* **EXERCISE DESCRIPTION**: Transcribe the lines below verbatim, skipping the images.

* **MATERIALS PROVIDED**:
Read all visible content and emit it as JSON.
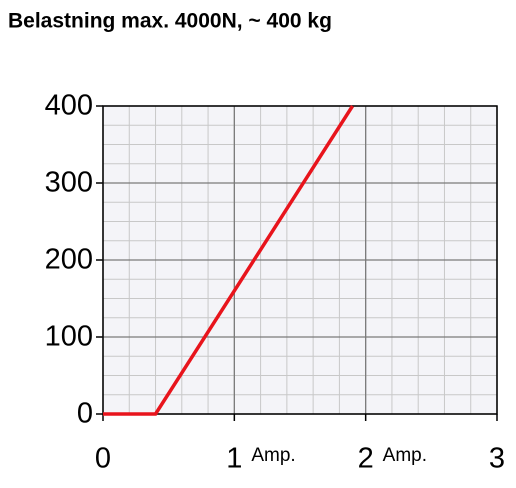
{
  "chart_data": {
    "type": "line",
    "title": "Belastning max. 4000N, ~ 400 kg",
    "x": [
      0,
      0.4,
      1.9
    ],
    "series": [
      {
        "color": "#e8141c",
        "values": [
          0,
          0,
          400
        ]
      }
    ],
    "xlim": [
      0,
      3
    ],
    "xticks": [
      0,
      1,
      2,
      3
    ],
    "ylim": [
      0,
      400
    ],
    "yticks": [
      0,
      100,
      200,
      300,
      400
    ],
    "xminor": 0.2,
    "yminor": 25,
    "grid": true,
    "annotations": [
      "Amp.",
      "Amp."
    ]
  }
}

* **SOLUTION FOR THIS TASK**:
Read all visible content and emit it as JSON.
{
  "chart_data": {
    "type": "line",
    "title": "Belastning max. 4000N, ~ 400 kg",
    "x": [
      0,
      0.4,
      1.9
    ],
    "series": [
      {
        "color": "#e8141c",
        "values": [
          0,
          0,
          400
        ]
      }
    ],
    "xlim": [
      0,
      3
    ],
    "xticks": [
      0,
      1,
      2,
      3
    ],
    "ylim": [
      0,
      400
    ],
    "yticks": [
      0,
      100,
      200,
      300,
      400
    ],
    "xminor": 0.2,
    "yminor": 25,
    "grid": true,
    "annotations": [
      "Amp.",
      "Amp."
    ]
  }
}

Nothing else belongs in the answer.